■ **Written request**: Output every record word for word.

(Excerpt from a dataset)
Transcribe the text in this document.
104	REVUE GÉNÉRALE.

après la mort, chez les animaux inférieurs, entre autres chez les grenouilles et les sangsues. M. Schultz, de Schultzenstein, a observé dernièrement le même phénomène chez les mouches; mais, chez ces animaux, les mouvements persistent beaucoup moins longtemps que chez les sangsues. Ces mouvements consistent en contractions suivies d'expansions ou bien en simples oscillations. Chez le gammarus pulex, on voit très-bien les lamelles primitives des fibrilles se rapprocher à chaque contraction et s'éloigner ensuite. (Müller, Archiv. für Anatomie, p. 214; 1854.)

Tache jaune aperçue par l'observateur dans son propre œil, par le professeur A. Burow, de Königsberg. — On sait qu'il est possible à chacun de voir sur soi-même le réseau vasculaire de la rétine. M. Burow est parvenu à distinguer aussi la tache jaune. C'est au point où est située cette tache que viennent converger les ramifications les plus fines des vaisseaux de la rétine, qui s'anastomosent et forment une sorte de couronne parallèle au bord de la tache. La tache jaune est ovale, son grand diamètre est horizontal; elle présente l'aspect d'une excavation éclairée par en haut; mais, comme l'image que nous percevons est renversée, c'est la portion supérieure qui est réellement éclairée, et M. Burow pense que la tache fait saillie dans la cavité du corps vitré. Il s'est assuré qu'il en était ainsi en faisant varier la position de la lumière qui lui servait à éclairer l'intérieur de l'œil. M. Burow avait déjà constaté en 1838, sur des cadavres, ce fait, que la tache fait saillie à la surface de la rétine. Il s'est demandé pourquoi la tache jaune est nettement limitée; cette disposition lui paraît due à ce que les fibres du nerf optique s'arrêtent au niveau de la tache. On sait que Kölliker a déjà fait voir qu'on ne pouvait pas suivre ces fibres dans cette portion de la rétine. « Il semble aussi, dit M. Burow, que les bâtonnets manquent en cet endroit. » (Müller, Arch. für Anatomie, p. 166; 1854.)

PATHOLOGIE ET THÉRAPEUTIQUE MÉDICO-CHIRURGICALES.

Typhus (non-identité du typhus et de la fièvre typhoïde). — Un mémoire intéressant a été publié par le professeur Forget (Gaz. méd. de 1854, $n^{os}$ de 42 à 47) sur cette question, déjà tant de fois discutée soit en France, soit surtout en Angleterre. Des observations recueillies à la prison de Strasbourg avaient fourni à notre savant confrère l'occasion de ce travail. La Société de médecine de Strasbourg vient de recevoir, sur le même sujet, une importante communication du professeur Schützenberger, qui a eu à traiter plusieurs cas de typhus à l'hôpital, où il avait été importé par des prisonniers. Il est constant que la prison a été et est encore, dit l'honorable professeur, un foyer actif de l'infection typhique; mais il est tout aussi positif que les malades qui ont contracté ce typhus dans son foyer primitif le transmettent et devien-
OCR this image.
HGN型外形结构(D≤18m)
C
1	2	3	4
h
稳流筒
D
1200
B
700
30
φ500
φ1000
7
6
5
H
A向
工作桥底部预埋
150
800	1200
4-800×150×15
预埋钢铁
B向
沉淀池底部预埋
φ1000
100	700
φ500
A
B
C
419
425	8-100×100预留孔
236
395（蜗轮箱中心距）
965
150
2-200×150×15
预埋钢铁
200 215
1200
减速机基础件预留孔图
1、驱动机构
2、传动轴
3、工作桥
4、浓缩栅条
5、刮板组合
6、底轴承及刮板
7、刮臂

■ **Task response**:
Transcribe the text in this document.
104	REVUE GÉNÉRALE.

après la mort, chez les animaux inférieurs, entre autres chez les grenouilles et les sangsues. M. Schultz, de Schultzenstein, a observé dernièrement le même phénomène chez les mouches; mais, chez ces animaux, les mouvements persistent beaucoup moins longtemps que chez les sangsues. Ces mouvements consistent en contractions suivies d'expansions ou bien en simples oscillations. Chez le gammarus pulex, on voit très-bien les lamelles primitives des fibrilles se rapprocher à chaque contraction et s'éloigner ensuite. (Müller, Archiv. für Anatomie, p. 214; 1854.)

Tache jaune aperçue par l'observateur dans son propre œil, par le professeur A. Burow, de Königsberg. — On sait qu'il est possible à chacun de voir sur soi-même le réseau vasculaire de la rétine. M. Burow est parvenu à distinguer aussi la tache jaune. C'est au point où est située cette tache que viennent converger les ramifications les plus fines des vaisseaux de la rétine, qui s'anastomosent et forment une sorte de couronne parallèle au bord de la tache. La tache jaune est ovale, son grand diamètre est horizontal; elle présente l'aspect d'une excavation éclairée par en haut; mais, comme l'image que nous percevons est renversée, c'est la portion supérieure qui est réellement éclairée, et M. Burow pense que la tache fait saillie dans la cavité du corps vitré. Il s'est assuré qu'il en était ainsi en faisant varier la position de la lumière qui lui servait à éclairer l'intérieur de l'œil. M. Burow avait déjà constaté en 1838, sur des cadavres, ce fait, que la tache fait saillie à la surface de la rétine. Il s'est demandé pourquoi la tache jaune est nettement limitée; cette disposition lui paraît due à ce que les fibres du nerf optique s'arrêtent au niveau de la tache. On sait que Kölliker a déjà fait voir qu'on ne pouvait pas suivre ces fibres dans cette portion de la rétine. « Il semble aussi, dit M. Burow, que les bâtonnets manquent en cet endroit. » (Müller, Arch. für Anatomie, p. 166; 1854.)

PATHOLOGIE ET THÉRAPEUTIQUE MÉDICO-CHIRURGICALES.

Typhus (non-identité du typhus et de la fièvre typhoïde). — Un mémoire intéressant a été publié par le professeur Forget (Gaz. méd. de 1854, $n^{os}$ de 42 à 47) sur cette question, déjà tant de fois discutée soit en France, soit surtout en Angleterre. Des observations recueillies à la prison de Strasbourg avaient fourni à notre savant confrère l'occasion de ce travail. La Société de médecine de Strasbourg vient de recevoir, sur le même sujet, une importante communication du professeur Schützenberger, qui a eu à traiter plusieurs cas de typhus à l'hôpital, où il avait été importé par des prisonniers. Il est constant que la prison a été et est encore, dit l'honorable professeur, un foyer actif de l'infection typhique; mais il est tout aussi positif que les malades qui ont contracté ce typhus dans son foyer primitif le transmettent et devien-
OCR this image.
HGN型外形结构(D≤18m)
C
1	2	3	4
h
稳流筒
D
1200
B
700
30
φ500
φ1000
7
6
5
H
A向
工作桥底部预埋
150
800	1200
4-800×150×15
预埋钢铁
B向
沉淀池底部预埋
φ1000
100	700
φ500
A
B
C
419
425	8-100×100预留孔
236
395（蜗轮箱中心距）
965
150
2-200×150×15
预埋钢铁
200 215
1200
减速机基础件预留孔图
1、驱动机构
2、传动轴
3、工作桥
4、浓缩栅条
5、刮板组合
6、底轴承及刮板
7、刮臂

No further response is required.